> **What is asked**: Quote the material exactly from the line that contains "Read all visible content and emit it as JSON." through its last line. Any pictures are to be left out.
##### Data section #####
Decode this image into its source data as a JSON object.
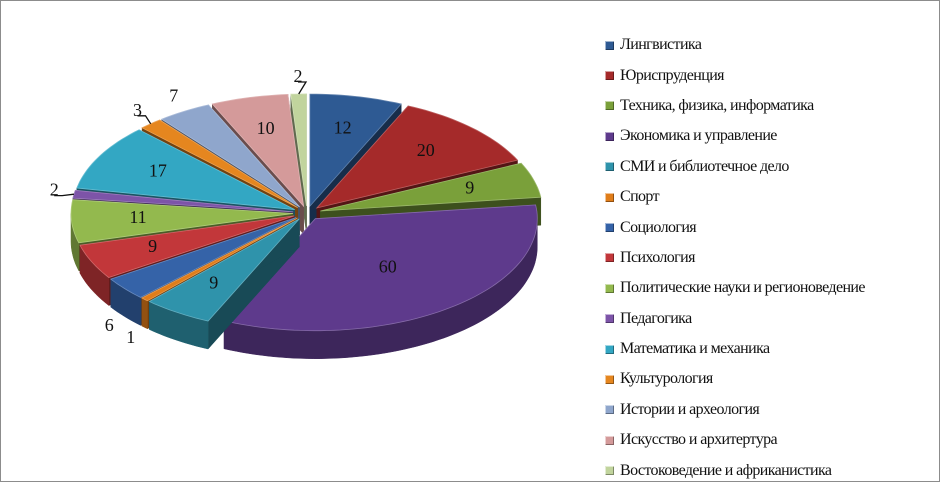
{
  "chart_data": {
    "type": "pie",
    "title": "",
    "categories": [
      "Лингвистика",
      "Юриспруденция",
      "Техника, физика, информатика",
      "Экономика и управление",
      "Социология",
      "Психология",
      "Политические науки и регионоведение",
      "Педагогика",
      "Математика и механика",
      "Культурология",
      "СМИ и библиотечное дело",
      "Спорт",
      "Истории и археология",
      "Искусство и архитертура",
      "Востоковедение и африканистика"
    ],
    "values": [
      12,
      20,
      9,
      60,
      9,
      1,
      6,
      9,
      11,
      2,
      17,
      3,
      7,
      10,
      2
    ],
    "colors": [
      "#2e5a93",
      "#a52a2a",
      "#7aa03a",
      "#5e3a8c",
      "#2f93ab",
      "#e07d1a",
      "#3563a8",
      "#c2373a",
      "#93b94e",
      "#7d54a8",
      "#33a7c3",
      "#e5861f",
      "#8fa6cc",
      "#d49a9a",
      "#c1d49d"
    ],
    "legend": [
      {
        "label": "Лингвистика",
        "color": "#2e5a93"
      },
      {
        "label": "Юриспруденция",
        "color": "#a52a2a"
      },
      {
        "label": "Техника, физика, информатика",
        "color": "#7aa03a"
      },
      {
        "label": "Экономика и управление",
        "color": "#5e3a8c"
      },
      {
        "label": "СМИ и библиотечное дело",
        "color": "#2f93ab"
      },
      {
        "label": "Спорт",
        "color": "#e07d1a"
      },
      {
        "label": "Социология",
        "color": "#3563a8"
      },
      {
        "label": "Психология",
        "color": "#c2373a"
      },
      {
        "label": "Политические науки и регионоведение",
        "color": "#93b94e"
      },
      {
        "label": "Педагогика",
        "color": "#7d54a8"
      },
      {
        "label": "Математика и механика",
        "color": "#33a7c3"
      },
      {
        "label": "Культурология",
        "color": "#e5861f"
      },
      {
        "label": "Истории и археология",
        "color": "#8fa6cc"
      },
      {
        "label": "Искусство и архитертура",
        "color": "#d49a9a"
      },
      {
        "label": "Востоковедение и африканистика",
        "color": "#c1d49d"
      }
    ],
    "legend_position": "right",
    "style": "3d-exploded"
  }
}
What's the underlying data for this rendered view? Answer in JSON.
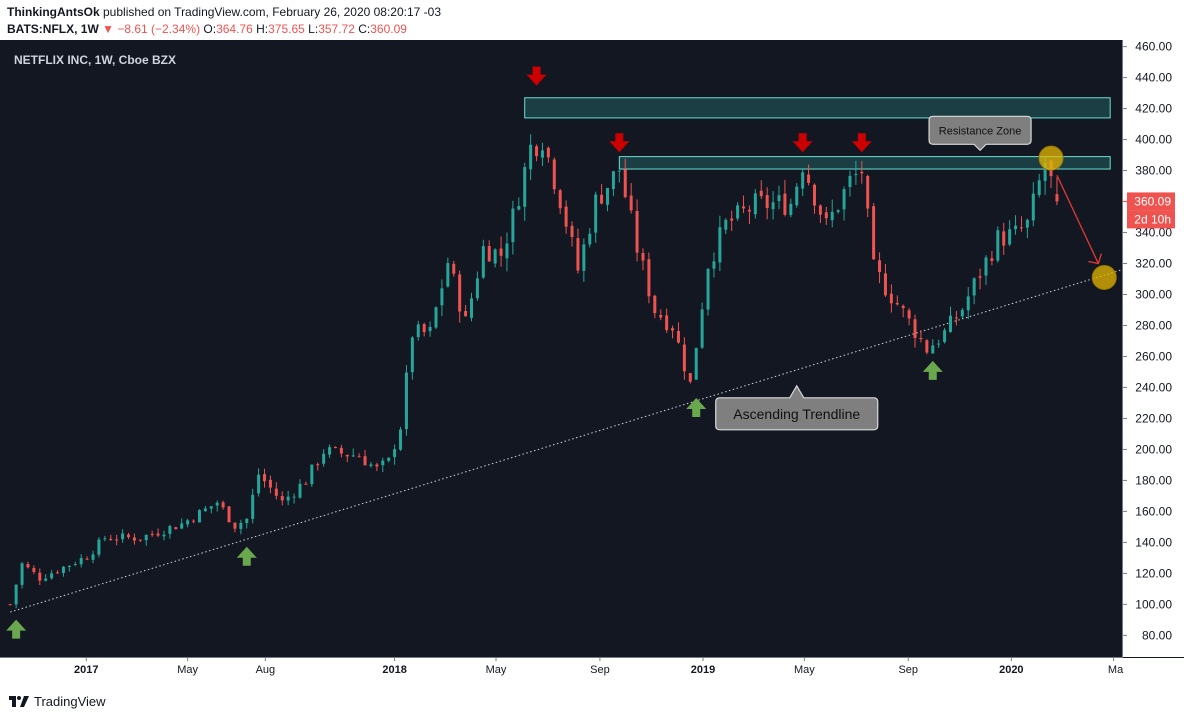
{
  "header": {
    "author": "ThinkingAntsOk",
    "published": " published on TradingView.com, February 26, 2020 08:20:17 -03",
    "symbol": "BATS:NFLX, 1W",
    "change": "▼ −8.61 (−2.34%)",
    "o_label": "O:",
    "o_value": "364.76",
    "h_label": "H:",
    "h_value": "375.65",
    "l_label": "L:",
    "l_value": "357.72",
    "c_label": "C:",
    "c_value": "360.09"
  },
  "footer": {
    "brand": "TradingView"
  },
  "colors": {
    "background": "#131722",
    "up": "#26a69a",
    "down": "#ef5350",
    "zone": "#2ea79a",
    "marker_up": "#6aa84f",
    "marker_down": "#cc0000",
    "target": "#e8b800"
  },
  "chart_data": {
    "type": "candlestick",
    "title": "NETFLIX INC, 1W, Cboe BZX",
    "y_ticks": [
      "460.00",
      "440.00",
      "420.00",
      "400.00",
      "380.00",
      "360.00",
      "340.00",
      "320.00",
      "300.00",
      "280.00",
      "260.00",
      "240.00",
      "220.00",
      "200.00",
      "180.00",
      "160.00",
      "140.00",
      "120.00",
      "100.00",
      "80.00"
    ],
    "ylim": [
      66,
      463
    ],
    "x_ticks": [
      {
        "label": "2017",
        "date": "2017-01-01"
      },
      {
        "label": "May",
        "date": "2017-05-01"
      },
      {
        "label": "Aug",
        "date": "2017-08-01"
      },
      {
        "label": "2018",
        "date": "2018-01-01"
      },
      {
        "label": "May",
        "date": "2018-05-01"
      },
      {
        "label": "Sep",
        "date": "2018-09-01"
      },
      {
        "label": "2019",
        "date": "2019-01-01"
      },
      {
        "label": "May",
        "date": "2019-05-01"
      },
      {
        "label": "Sep",
        "date": "2019-09-01"
      },
      {
        "label": "2020",
        "date": "2020-01-01"
      },
      {
        "label": "Ma",
        "date": "2020-05-01"
      }
    ],
    "xlim": [
      "2016-09-28",
      "2020-05-11"
    ],
    "last_price": "360.09",
    "countdown": "2d 10h",
    "weekly_close": [
      {
        "date": "2016-10-03",
        "close": 100
      },
      {
        "date": "2016-10-17",
        "close": 126
      },
      {
        "date": "2016-11-07",
        "close": 117
      },
      {
        "date": "2016-12-05",
        "close": 124
      },
      {
        "date": "2017-01-02",
        "close": 131
      },
      {
        "date": "2017-01-23",
        "close": 143
      },
      {
        "date": "2017-03-06",
        "close": 143
      },
      {
        "date": "2017-04-24",
        "close": 152
      },
      {
        "date": "2017-05-22",
        "close": 161
      },
      {
        "date": "2017-06-05",
        "close": 166
      },
      {
        "date": "2017-06-26",
        "close": 151
      },
      {
        "date": "2017-07-10",
        "close": 155
      },
      {
        "date": "2017-07-24",
        "close": 184
      },
      {
        "date": "2017-08-21",
        "close": 166
      },
      {
        "date": "2017-09-18",
        "close": 180
      },
      {
        "date": "2017-10-09",
        "close": 199
      },
      {
        "date": "2017-11-20",
        "close": 196
      },
      {
        "date": "2017-12-11",
        "close": 187
      },
      {
        "date": "2017-12-25",
        "close": 192
      },
      {
        "date": "2018-01-08",
        "close": 215
      },
      {
        "date": "2018-01-22",
        "close": 275
      },
      {
        "date": "2018-02-12",
        "close": 275
      },
      {
        "date": "2018-03-05",
        "close": 321
      },
      {
        "date": "2018-03-26",
        "close": 282
      },
      {
        "date": "2018-04-16",
        "close": 330
      },
      {
        "date": "2018-05-07",
        "close": 326
      },
      {
        "date": "2018-05-21",
        "close": 350
      },
      {
        "date": "2018-06-11",
        "close": 395
      },
      {
        "date": "2018-06-25",
        "close": 401
      },
      {
        "date": "2018-07-16",
        "close": 362
      },
      {
        "date": "2018-08-06",
        "close": 316
      },
      {
        "date": "2018-08-27",
        "close": 360
      },
      {
        "date": "2018-09-24",
        "close": 381
      },
      {
        "date": "2018-10-15",
        "close": 330
      },
      {
        "date": "2018-11-05",
        "close": 290
      },
      {
        "date": "2018-11-26",
        "close": 280
      },
      {
        "date": "2018-12-17",
        "close": 242
      },
      {
        "date": "2019-01-07",
        "close": 320
      },
      {
        "date": "2019-01-28",
        "close": 345
      },
      {
        "date": "2019-03-04",
        "close": 358
      },
      {
        "date": "2019-04-15",
        "close": 359
      },
      {
        "date": "2019-04-29",
        "close": 385
      },
      {
        "date": "2019-05-27",
        "close": 344
      },
      {
        "date": "2019-06-24",
        "close": 373
      },
      {
        "date": "2019-07-08",
        "close": 380
      },
      {
        "date": "2019-07-22",
        "close": 316
      },
      {
        "date": "2019-08-19",
        "close": 294
      },
      {
        "date": "2019-09-23",
        "close": 265
      },
      {
        "date": "2019-10-14",
        "close": 275
      },
      {
        "date": "2019-11-04",
        "close": 291
      },
      {
        "date": "2019-11-25",
        "close": 314
      },
      {
        "date": "2019-12-16",
        "close": 336
      },
      {
        "date": "2020-01-06",
        "close": 339
      },
      {
        "date": "2020-01-20",
        "close": 345
      },
      {
        "date": "2020-02-10",
        "close": 385
      },
      {
        "date": "2020-02-24",
        "close": 360
      }
    ],
    "resistance_zones": [
      {
        "top": 427,
        "bottom": 414,
        "start": "2018-06-04",
        "end": "2020-04-27"
      },
      {
        "top": 389,
        "bottom": 381,
        "start": "2018-09-24",
        "end": "2020-04-27"
      }
    ],
    "trendline": {
      "start": {
        "date": "2016-10-03",
        "value": 95
      },
      "end": {
        "date": "2020-05-11",
        "value": 316
      }
    },
    "annotations": [
      {
        "text": "Resistance Zone",
        "date": "2019-11-25",
        "value": 406
      },
      {
        "text": "Ascending Trendline",
        "date": "2019-04-22",
        "value": 223
      }
    ],
    "markers_down": [
      {
        "date": "2018-06-18",
        "value": 440
      },
      {
        "date": "2018-09-24",
        "value": 397
      },
      {
        "date": "2019-04-29",
        "value": 397
      },
      {
        "date": "2019-07-08",
        "value": 397
      }
    ],
    "markers_up": [
      {
        "date": "2016-10-10",
        "value": 85
      },
      {
        "date": "2017-07-10",
        "value": 132
      },
      {
        "date": "2018-12-24",
        "value": 228
      },
      {
        "date": "2019-09-30",
        "value": 252
      }
    ],
    "targets": [
      {
        "date": "2020-02-17",
        "value": 388
      },
      {
        "date": "2020-04-20",
        "value": 311
      }
    ],
    "projection": {
      "from": {
        "date": "2020-02-24",
        "value": 377
      },
      "to": {
        "date": "2020-04-13",
        "value": 320
      }
    }
  }
}
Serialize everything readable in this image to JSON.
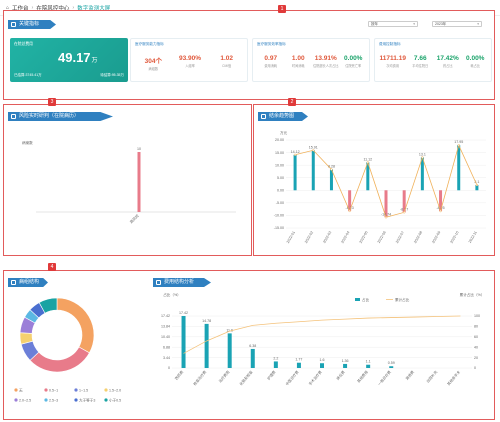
{
  "breadcrumb": {
    "home": "工作台",
    "section": "在院风控中心",
    "current": "数字监测大屏"
  },
  "markers": [
    "1",
    "2",
    "3",
    "4"
  ],
  "kpi": {
    "title": "关键指标",
    "year_select": "2023年",
    "period_select": "按年",
    "main_card": {
      "label": "在院总费用",
      "value": "49.17",
      "unit": "万",
      "sub_left_label": "已结算:",
      "sub_left_value": "3745.41万",
      "sub_right_label": "待结算:",
      "sub_right_value": "95.35万"
    },
    "card1": {
      "title": "医疗服务能力指标",
      "m": [
        {
          "v": "304个",
          "l": "病组数",
          "c": "#e0583b"
        },
        {
          "v": "93.90%",
          "l": "入组率",
          "c": "#e0583b"
        },
        {
          "v": "1.02",
          "l": "CMI值",
          "c": "#e0583b"
        }
      ]
    },
    "card2": {
      "title": "医疗服务效率指标",
      "m": [
        {
          "v": "0.97",
          "l": "费用消耗",
          "c": "#e0583b"
        },
        {
          "v": "1.00",
          "l": "时间消耗",
          "c": "#e0583b"
        },
        {
          "v": "13.91%",
          "l": "住院超长人次占比",
          "c": "#e0583b"
        },
        {
          "v": "0.00%",
          "l": "住院死亡率",
          "c": "#1aa36a"
        }
      ]
    },
    "card3": {
      "title": "费用控制指标",
      "m": [
        {
          "v": "11711.19",
          "l": "次均费用",
          "c": "#e0583b"
        },
        {
          "v": "7.66",
          "l": "平均住院日",
          "c": "#1aa36a"
        },
        {
          "v": "17.42%",
          "l": "药占比",
          "c": "#1aa36a"
        },
        {
          "v": "0.00%",
          "l": "耗占比",
          "c": "#1aa36a"
        }
      ]
    }
  },
  "risk": {
    "title": "风险实时研判（在院病历）",
    "chart_data": {
      "type": "bar",
      "categories": [
        "高风险"
      ],
      "values": [
        10
      ],
      "ylabel": "病案数",
      "color": "#e87b8a"
    }
  },
  "trend": {
    "title": "结余趋势图",
    "chart_data": {
      "type": "bar",
      "ylabel": "万元",
      "categories": [
        "2022-01",
        "2022-02",
        "2022-03",
        "2022-04",
        "2022-05",
        "2022-06",
        "2022-07",
        "2022-08",
        "2022-09",
        "2022-10",
        "2022-11"
      ],
      "values": [
        14.12,
        15.91,
        8.28,
        -8.23,
        11.12,
        -10.74,
        -8.77,
        13.1,
        -8.25,
        17.95,
        2.1
      ],
      "value_labels": [
        "14.12",
        "15.91",
        "8.28",
        "-8.23",
        "11.12",
        "-10.74",
        "-8.77",
        "13.1",
        "-8.25",
        "17.95",
        "2.1"
      ],
      "ylim": [
        -15,
        20
      ],
      "yticks": [
        "20.00",
        "15.00",
        "10.00",
        "5.00",
        "0.00",
        "-5.00",
        "-10.00",
        "-15.00"
      ],
      "pos_color": "#1aa3b4",
      "neg_color": "#e87b8a",
      "line_color": "#f0b15a"
    }
  },
  "disease": {
    "title": "病组结构",
    "chart_data": {
      "type": "pie",
      "labels": [
        "无",
        "0.5~1",
        "1~1.5",
        "1.5~2.0",
        "2.0~2.5",
        "2.5~3",
        "大于等于3",
        "小于0.5"
      ],
      "values": [
        33,
        30,
        8,
        5,
        7,
        4,
        5,
        8
      ],
      "colors": [
        "#f4a261",
        "#e87b8a",
        "#6c7fd8",
        "#f5d06f",
        "#9b7fd8",
        "#5bb8e3",
        "#4a6fd0",
        "#1aa3a3"
      ]
    }
  },
  "cost": {
    "title": "费用结构分析",
    "chart_data": {
      "type": "bar",
      "y1label": "占比（%）",
      "y2label": "累计占比（%）",
      "legend": [
        "占比",
        "累计占比"
      ],
      "categories": [
        "西药费",
        "检查治疗费",
        "治疗费用",
        "化验及检查",
        "护理费",
        "中医诊疗费",
        "手术治疗费",
        "床位费",
        "其他费用",
        "一般诊疗费",
        "其他费",
        "出院补充",
        "其他非手术"
      ],
      "values": [
        17.42,
        14.78,
        11.6,
        6.38,
        2.2,
        1.77,
        1.6,
        1.36,
        1.1,
        0.59,
        0,
        0,
        0
      ],
      "value_labels": [
        "17.42",
        "14.78",
        "11.6",
        "6.38",
        "2.2",
        "1.77",
        "1.6",
        "1.36",
        "1.1",
        "0.59",
        "",
        "",
        ""
      ],
      "cumulative": [
        28,
        52,
        71,
        82,
        86,
        89,
        92,
        94,
        96,
        97,
        98,
        99,
        100
      ],
      "y1ticks": [
        "17.42",
        "13.84",
        "10.40",
        "6.88",
        "3.44",
        "0"
      ],
      "y2ticks": [
        "100",
        "80",
        "60",
        "40",
        "20",
        "0"
      ],
      "bar_color": "#1aa3b4",
      "line_color": "#f4c27a"
    }
  }
}
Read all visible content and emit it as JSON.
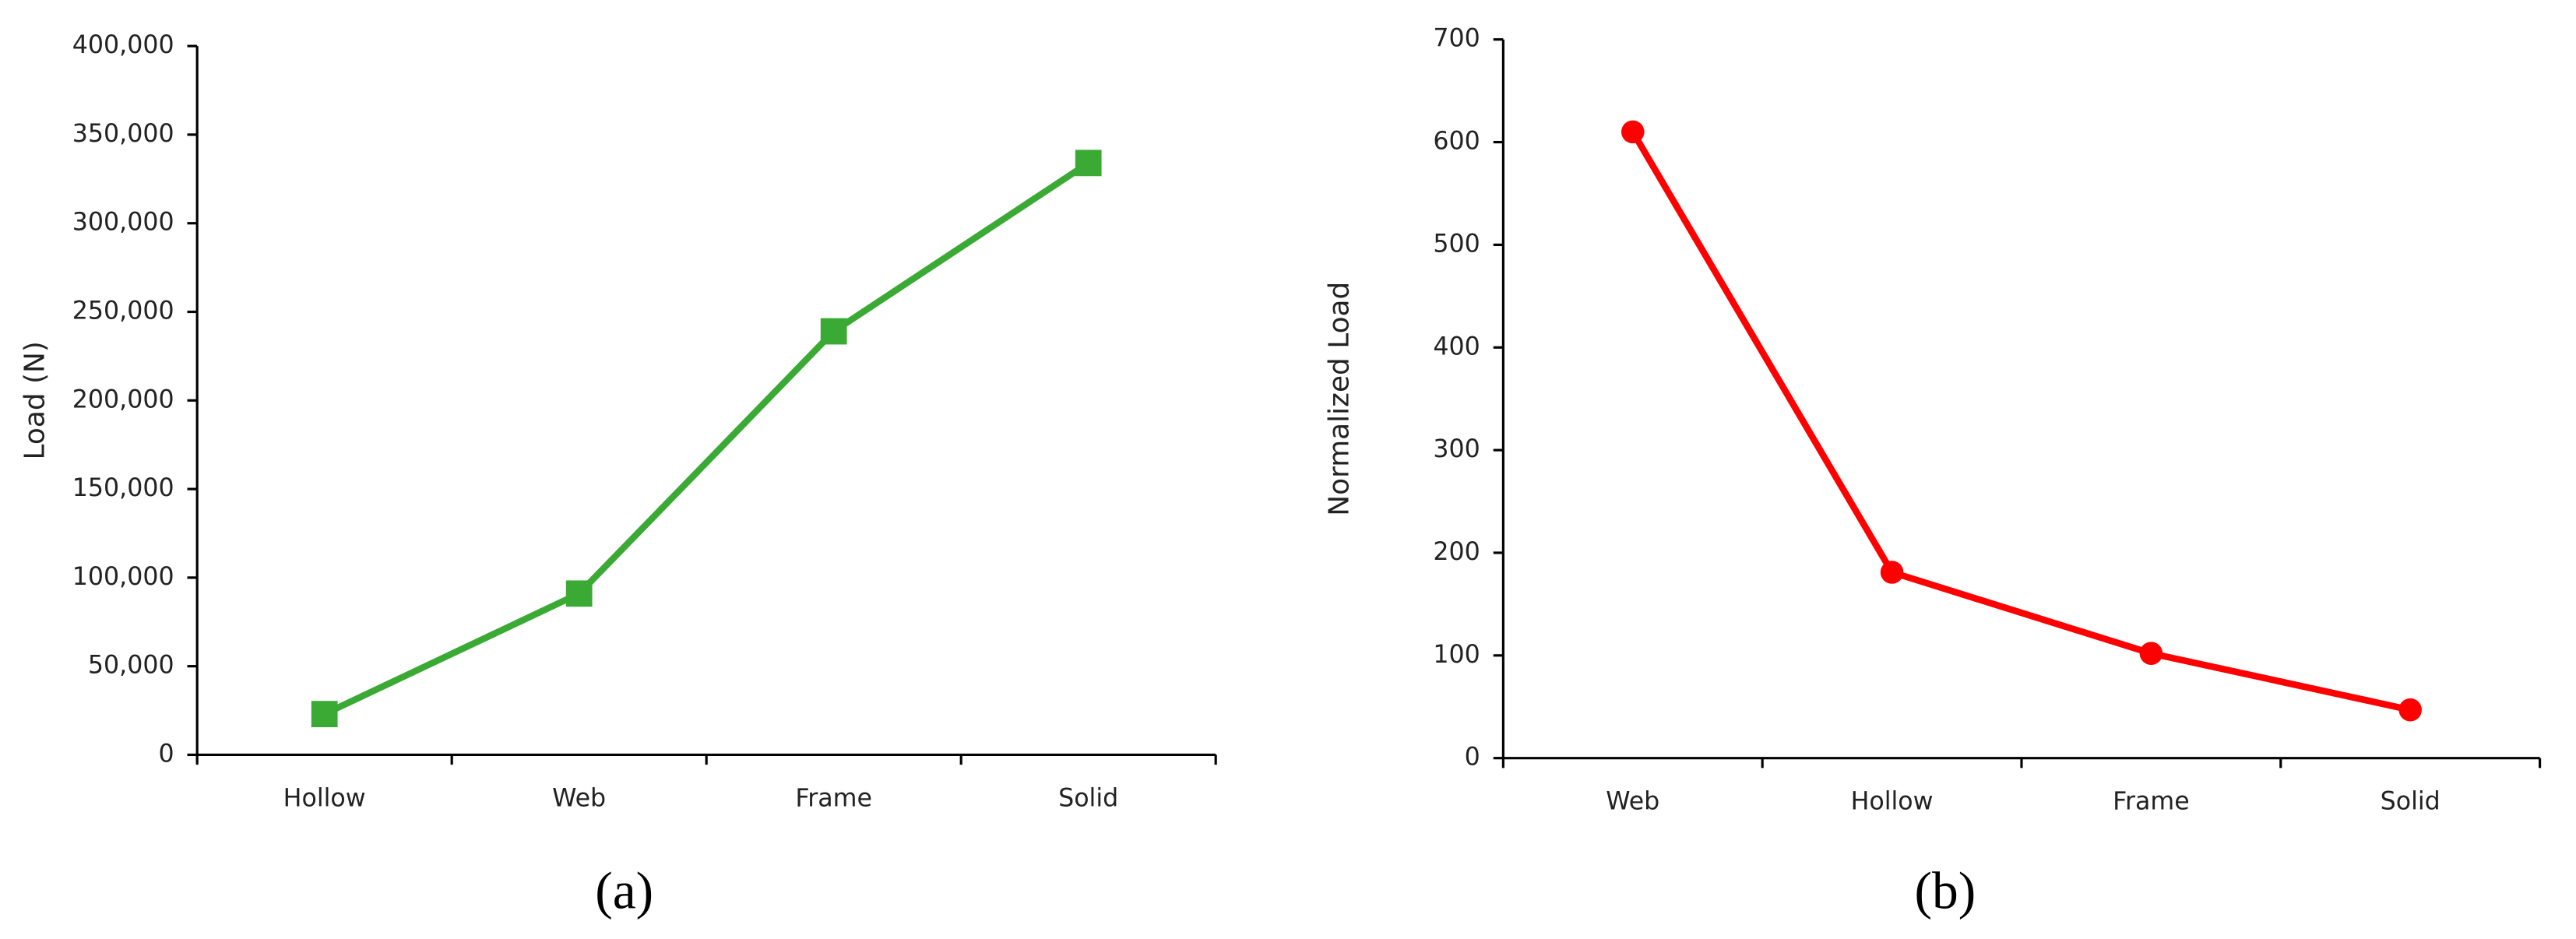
{
  "chart_data": [
    {
      "type": "line",
      "caption": "(a)",
      "y_label": "Load (N)",
      "categories": [
        "Hollow",
        "Web",
        "Frame",
        "Solid"
      ],
      "series": [
        {
          "color": "#3aaa35",
          "marker": "square",
          "values": [
            23000,
            91000,
            239000,
            334000
          ]
        }
      ],
      "ylim": [
        0,
        400000
      ],
      "yticks": [
        0,
        {
          "value": 50000,
          "label": "50,000"
        },
        {
          "value": 100000,
          "label": "100,000"
        },
        {
          "value": 150000,
          "label": "150,000"
        },
        {
          "value": 200000,
          "label": "200,000"
        },
        {
          "value": 250000,
          "label": "250,000"
        },
        {
          "value": 300000,
          "label": "300,000"
        },
        {
          "value": 350000,
          "label": "350,000"
        },
        {
          "value": 400000,
          "label": "400,000"
        }
      ]
    },
    {
      "type": "line",
      "caption": "(b)",
      "y_label": "Normalized Load",
      "categories": [
        "Web",
        "Hollow",
        "Frame",
        "Solid"
      ],
      "series": [
        {
          "color": "#ff0000",
          "marker": "circle",
          "values": [
            610,
            181,
            102,
            47
          ]
        }
      ],
      "ylim": [
        0,
        700
      ],
      "yticks": [
        0,
        100,
        200,
        300,
        400,
        500,
        600,
        700
      ]
    }
  ]
}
#####
> **Output for this exercise**:
Read all visible content and emit it as JSON.
{
  "chart_data": [
    {
      "type": "line",
      "caption": "(a)",
      "y_label": "Load (N)",
      "categories": [
        "Hollow",
        "Web",
        "Frame",
        "Solid"
      ],
      "series": [
        {
          "color": "#3aaa35",
          "marker": "square",
          "values": [
            23000,
            91000,
            239000,
            334000
          ]
        }
      ],
      "ylim": [
        0,
        400000
      ],
      "yticks": [
        0,
        {
          "value": 50000,
          "label": "50,000"
        },
        {
          "value": 100000,
          "label": "100,000"
        },
        {
          "value": 150000,
          "label": "150,000"
        },
        {
          "value": 200000,
          "label": "200,000"
        },
        {
          "value": 250000,
          "label": "250,000"
        },
        {
          "value": 300000,
          "label": "300,000"
        },
        {
          "value": 350000,
          "label": "350,000"
        },
        {
          "value": 400000,
          "label": "400,000"
        }
      ]
    },
    {
      "type": "line",
      "caption": "(b)",
      "y_label": "Normalized Load",
      "categories": [
        "Web",
        "Hollow",
        "Frame",
        "Solid"
      ],
      "series": [
        {
          "color": "#ff0000",
          "marker": "circle",
          "values": [
            610,
            181,
            102,
            47
          ]
        }
      ],
      "ylim": [
        0,
        700
      ],
      "yticks": [
        0,
        100,
        200,
        300,
        400,
        500,
        600,
        700
      ]
    }
  ]
}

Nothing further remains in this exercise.